**WRITTEN PROBLEM:** From the listing below, return each line that includes "Photometric".

**DATA FOR PROCESSING:**
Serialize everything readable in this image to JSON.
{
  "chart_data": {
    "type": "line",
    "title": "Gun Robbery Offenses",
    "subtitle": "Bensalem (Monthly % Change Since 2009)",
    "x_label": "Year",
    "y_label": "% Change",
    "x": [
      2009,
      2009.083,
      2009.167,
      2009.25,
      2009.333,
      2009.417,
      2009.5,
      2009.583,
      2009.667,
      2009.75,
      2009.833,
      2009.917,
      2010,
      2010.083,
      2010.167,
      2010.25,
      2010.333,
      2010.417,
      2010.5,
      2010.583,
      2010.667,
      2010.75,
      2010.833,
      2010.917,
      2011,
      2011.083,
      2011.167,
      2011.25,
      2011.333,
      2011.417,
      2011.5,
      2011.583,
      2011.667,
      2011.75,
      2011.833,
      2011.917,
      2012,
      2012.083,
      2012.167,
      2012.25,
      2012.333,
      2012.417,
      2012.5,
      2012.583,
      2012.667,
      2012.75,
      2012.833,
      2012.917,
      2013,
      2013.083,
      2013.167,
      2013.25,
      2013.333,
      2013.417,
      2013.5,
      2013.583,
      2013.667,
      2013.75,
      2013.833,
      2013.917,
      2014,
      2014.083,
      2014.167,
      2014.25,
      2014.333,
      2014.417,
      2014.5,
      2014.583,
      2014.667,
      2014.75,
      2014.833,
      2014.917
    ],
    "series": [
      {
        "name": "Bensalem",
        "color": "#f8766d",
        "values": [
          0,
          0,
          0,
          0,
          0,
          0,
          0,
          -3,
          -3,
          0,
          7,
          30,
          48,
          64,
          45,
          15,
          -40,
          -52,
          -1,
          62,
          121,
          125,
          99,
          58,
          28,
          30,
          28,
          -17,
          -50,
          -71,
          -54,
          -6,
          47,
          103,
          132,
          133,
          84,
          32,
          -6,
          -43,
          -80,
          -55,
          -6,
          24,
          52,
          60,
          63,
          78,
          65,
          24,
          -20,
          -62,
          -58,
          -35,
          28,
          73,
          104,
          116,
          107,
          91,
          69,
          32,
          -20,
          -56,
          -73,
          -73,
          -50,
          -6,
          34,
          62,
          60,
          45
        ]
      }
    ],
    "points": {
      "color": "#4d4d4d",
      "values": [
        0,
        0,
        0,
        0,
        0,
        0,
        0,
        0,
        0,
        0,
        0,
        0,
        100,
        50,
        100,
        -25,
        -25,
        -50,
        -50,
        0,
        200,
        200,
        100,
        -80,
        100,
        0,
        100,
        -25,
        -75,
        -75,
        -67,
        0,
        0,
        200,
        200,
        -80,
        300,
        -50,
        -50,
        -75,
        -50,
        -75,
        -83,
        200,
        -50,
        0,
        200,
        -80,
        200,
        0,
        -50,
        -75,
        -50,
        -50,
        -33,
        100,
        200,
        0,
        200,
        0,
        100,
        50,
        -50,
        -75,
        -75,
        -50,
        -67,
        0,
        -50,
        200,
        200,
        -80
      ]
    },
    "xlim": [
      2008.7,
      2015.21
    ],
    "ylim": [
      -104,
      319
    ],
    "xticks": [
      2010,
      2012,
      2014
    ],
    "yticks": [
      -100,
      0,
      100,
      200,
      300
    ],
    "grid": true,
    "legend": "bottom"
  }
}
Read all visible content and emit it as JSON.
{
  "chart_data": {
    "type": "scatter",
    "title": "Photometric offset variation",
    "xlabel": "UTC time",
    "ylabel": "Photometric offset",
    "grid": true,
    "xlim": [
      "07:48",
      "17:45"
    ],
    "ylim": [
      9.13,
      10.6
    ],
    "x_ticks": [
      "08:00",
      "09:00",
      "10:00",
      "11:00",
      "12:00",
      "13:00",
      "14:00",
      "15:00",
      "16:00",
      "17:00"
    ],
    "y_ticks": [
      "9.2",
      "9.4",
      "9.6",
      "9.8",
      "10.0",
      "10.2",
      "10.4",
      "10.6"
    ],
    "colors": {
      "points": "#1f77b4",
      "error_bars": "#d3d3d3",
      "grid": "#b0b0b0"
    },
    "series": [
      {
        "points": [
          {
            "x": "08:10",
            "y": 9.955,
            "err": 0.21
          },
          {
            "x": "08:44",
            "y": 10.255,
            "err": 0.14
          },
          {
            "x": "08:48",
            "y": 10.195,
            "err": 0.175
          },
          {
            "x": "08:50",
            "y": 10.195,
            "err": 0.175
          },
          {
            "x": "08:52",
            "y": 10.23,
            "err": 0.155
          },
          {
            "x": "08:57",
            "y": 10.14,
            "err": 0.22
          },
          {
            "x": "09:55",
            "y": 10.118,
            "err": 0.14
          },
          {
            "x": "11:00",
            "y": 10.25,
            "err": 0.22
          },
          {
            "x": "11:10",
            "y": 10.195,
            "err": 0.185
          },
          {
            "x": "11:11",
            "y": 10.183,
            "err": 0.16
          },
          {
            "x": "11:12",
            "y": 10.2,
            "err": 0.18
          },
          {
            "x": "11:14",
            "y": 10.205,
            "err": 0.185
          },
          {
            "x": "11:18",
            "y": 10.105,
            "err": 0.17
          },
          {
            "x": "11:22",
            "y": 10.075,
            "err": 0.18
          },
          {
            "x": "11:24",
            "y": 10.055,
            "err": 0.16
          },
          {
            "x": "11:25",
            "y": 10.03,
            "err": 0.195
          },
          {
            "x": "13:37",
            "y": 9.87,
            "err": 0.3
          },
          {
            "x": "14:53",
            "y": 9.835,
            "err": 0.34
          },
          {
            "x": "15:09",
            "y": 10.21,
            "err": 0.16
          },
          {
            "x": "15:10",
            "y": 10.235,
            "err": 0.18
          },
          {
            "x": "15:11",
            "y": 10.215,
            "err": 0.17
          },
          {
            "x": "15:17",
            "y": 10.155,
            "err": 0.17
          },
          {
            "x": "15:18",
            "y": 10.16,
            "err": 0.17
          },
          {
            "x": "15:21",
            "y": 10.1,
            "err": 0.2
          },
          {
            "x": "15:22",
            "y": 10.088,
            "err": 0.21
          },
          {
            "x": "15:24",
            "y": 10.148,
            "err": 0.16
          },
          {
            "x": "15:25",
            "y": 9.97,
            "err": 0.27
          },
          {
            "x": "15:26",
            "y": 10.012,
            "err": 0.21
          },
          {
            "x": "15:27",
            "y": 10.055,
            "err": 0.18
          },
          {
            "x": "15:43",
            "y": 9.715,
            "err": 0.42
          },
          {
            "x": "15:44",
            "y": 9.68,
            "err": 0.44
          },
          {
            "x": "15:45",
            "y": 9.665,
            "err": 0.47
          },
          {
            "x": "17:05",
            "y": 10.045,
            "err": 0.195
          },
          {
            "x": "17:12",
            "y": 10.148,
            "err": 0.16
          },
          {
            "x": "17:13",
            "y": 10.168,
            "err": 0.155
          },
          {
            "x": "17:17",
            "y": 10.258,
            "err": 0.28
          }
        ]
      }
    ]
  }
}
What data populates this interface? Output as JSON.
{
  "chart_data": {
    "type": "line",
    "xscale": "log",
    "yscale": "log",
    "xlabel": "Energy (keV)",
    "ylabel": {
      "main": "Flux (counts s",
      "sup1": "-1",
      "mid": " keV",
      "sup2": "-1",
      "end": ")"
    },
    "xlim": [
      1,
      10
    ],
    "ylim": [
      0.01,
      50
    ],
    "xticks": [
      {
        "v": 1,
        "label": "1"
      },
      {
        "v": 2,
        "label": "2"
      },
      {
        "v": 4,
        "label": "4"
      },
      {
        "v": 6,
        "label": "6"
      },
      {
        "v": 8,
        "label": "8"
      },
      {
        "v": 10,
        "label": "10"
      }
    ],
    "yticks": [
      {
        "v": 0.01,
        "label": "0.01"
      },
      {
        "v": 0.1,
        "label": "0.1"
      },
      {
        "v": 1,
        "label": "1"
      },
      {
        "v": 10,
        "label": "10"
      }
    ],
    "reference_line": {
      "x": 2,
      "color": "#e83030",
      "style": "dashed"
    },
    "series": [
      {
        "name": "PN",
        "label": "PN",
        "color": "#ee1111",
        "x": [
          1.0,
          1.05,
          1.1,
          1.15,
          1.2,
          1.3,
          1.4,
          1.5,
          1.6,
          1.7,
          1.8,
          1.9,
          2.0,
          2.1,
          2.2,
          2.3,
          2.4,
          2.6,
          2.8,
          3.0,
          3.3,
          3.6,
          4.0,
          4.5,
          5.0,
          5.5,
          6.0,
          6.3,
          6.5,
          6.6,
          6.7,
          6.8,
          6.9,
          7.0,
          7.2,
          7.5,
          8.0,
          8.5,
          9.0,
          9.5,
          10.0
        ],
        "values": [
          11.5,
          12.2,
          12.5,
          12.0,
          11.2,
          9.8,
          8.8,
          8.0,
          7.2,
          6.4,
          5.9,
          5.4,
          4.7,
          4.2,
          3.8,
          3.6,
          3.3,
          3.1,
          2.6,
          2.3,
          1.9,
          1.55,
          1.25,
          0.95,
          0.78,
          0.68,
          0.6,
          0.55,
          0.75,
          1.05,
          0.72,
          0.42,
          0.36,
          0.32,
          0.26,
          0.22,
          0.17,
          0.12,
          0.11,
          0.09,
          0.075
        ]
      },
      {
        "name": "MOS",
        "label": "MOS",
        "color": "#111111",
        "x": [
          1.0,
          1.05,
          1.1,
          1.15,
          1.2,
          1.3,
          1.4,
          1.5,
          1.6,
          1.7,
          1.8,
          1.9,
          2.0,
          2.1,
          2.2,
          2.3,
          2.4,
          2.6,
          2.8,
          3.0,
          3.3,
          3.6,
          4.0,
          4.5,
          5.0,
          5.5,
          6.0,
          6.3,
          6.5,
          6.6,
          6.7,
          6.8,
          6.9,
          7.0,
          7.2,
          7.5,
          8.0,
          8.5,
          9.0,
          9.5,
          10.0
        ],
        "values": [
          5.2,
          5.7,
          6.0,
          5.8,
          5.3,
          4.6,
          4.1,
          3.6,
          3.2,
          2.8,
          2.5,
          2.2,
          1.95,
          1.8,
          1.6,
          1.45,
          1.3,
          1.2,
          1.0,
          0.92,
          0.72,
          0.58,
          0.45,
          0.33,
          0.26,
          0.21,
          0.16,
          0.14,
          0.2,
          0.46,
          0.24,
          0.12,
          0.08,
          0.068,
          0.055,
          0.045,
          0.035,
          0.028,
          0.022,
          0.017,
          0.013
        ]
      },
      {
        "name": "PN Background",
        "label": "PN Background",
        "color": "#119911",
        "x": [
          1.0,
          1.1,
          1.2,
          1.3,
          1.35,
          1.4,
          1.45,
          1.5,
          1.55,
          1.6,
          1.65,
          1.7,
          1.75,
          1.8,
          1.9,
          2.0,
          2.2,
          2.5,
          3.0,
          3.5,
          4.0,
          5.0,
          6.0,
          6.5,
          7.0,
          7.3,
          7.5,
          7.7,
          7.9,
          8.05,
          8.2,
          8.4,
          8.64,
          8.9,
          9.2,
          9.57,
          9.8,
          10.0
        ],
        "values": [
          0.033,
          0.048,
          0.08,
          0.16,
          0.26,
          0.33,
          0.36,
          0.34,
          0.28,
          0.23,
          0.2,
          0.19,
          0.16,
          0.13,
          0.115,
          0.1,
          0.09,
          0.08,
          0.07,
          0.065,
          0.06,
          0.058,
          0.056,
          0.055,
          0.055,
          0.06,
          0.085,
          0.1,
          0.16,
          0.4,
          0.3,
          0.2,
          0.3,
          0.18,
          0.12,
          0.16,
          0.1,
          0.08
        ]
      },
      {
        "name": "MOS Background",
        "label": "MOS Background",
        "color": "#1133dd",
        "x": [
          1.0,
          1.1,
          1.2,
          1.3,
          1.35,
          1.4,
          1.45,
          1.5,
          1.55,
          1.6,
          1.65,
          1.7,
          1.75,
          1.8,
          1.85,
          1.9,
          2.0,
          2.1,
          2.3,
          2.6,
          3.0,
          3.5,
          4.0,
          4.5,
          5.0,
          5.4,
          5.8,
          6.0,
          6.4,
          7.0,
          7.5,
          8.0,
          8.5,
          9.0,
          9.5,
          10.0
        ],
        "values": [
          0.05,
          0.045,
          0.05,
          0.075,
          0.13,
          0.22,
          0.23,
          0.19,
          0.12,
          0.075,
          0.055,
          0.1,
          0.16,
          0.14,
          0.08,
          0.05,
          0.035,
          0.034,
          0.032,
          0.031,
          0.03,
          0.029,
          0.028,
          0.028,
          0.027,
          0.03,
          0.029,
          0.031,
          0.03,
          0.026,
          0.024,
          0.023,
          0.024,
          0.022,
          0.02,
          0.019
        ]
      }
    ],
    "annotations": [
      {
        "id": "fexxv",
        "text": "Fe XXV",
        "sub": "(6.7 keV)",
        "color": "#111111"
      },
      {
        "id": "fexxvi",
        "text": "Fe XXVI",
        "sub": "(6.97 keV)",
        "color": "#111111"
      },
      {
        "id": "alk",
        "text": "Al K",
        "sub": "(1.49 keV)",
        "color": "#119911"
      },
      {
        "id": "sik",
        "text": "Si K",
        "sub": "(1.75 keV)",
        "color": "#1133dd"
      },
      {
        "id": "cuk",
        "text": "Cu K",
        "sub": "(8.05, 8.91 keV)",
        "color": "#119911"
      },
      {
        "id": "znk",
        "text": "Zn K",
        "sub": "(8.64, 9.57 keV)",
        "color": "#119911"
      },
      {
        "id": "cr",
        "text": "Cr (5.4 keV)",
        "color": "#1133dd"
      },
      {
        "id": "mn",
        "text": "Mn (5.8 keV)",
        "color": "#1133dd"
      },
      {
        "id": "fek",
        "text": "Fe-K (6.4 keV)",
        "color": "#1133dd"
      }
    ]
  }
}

**OUTPUT OF THE EXERCISE:**
    "title": "Photometric offset variation",
    "ylabel": "Photometric offset",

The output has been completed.